> _Requirements_: Exactly reproduce all the records, keeping pictures out of the copy.

> _Data records_:
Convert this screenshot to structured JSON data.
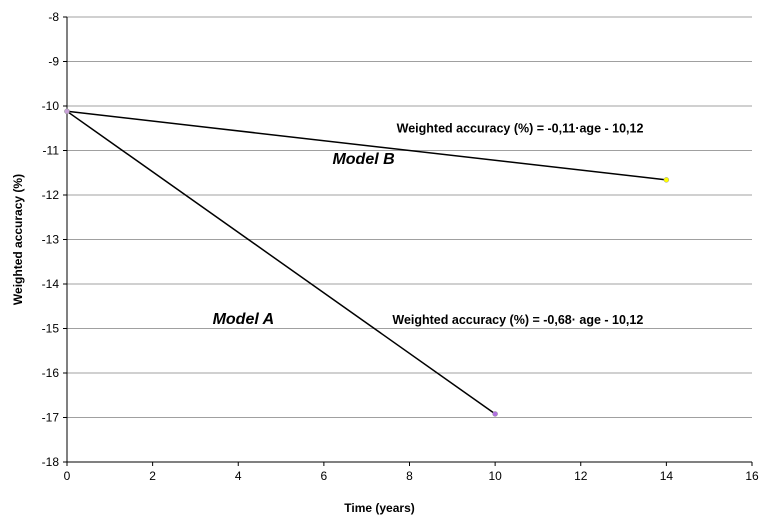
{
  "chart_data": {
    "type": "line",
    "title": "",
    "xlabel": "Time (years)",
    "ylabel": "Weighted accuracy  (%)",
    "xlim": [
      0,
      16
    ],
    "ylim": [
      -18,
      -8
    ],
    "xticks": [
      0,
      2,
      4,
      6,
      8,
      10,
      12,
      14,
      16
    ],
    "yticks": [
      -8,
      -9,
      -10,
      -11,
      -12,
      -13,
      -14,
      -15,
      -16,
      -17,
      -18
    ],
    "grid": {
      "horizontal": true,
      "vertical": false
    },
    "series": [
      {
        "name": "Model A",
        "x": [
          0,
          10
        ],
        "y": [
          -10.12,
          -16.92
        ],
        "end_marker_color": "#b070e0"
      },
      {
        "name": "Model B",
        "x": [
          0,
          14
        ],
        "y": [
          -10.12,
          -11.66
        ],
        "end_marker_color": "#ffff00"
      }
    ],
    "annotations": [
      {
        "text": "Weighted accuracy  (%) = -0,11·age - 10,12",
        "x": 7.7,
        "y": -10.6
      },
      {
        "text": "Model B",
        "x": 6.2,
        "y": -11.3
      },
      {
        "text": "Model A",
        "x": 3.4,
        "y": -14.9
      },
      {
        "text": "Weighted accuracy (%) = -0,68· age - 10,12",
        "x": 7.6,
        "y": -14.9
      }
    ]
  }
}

> _Written solution_:
Convert this screenshot to structured JSON data.
{
  "chart_data": {
    "type": "line",
    "title": "",
    "xlabel": "Time (years)",
    "ylabel": "Weighted accuracy  (%)",
    "xlim": [
      0,
      16
    ],
    "ylim": [
      -18,
      -8
    ],
    "xticks": [
      0,
      2,
      4,
      6,
      8,
      10,
      12,
      14,
      16
    ],
    "yticks": [
      -8,
      -9,
      -10,
      -11,
      -12,
      -13,
      -14,
      -15,
      -16,
      -17,
      -18
    ],
    "grid": {
      "horizontal": true,
      "vertical": false
    },
    "series": [
      {
        "name": "Model A",
        "x": [
          0,
          10
        ],
        "y": [
          -10.12,
          -16.92
        ],
        "end_marker_color": "#b070e0"
      },
      {
        "name": "Model B",
        "x": [
          0,
          14
        ],
        "y": [
          -10.12,
          -11.66
        ],
        "end_marker_color": "#ffff00"
      }
    ],
    "annotations": [
      {
        "text": "Weighted accuracy  (%) = -0,11·age - 10,12",
        "x": 7.7,
        "y": -10.6
      },
      {
        "text": "Model B",
        "x": 6.2,
        "y": -11.3
      },
      {
        "text": "Model A",
        "x": 3.4,
        "y": -14.9
      },
      {
        "text": "Weighted accuracy (%) = -0,68· age - 10,12",
        "x": 7.6,
        "y": -14.9
      }
    ]
  }
}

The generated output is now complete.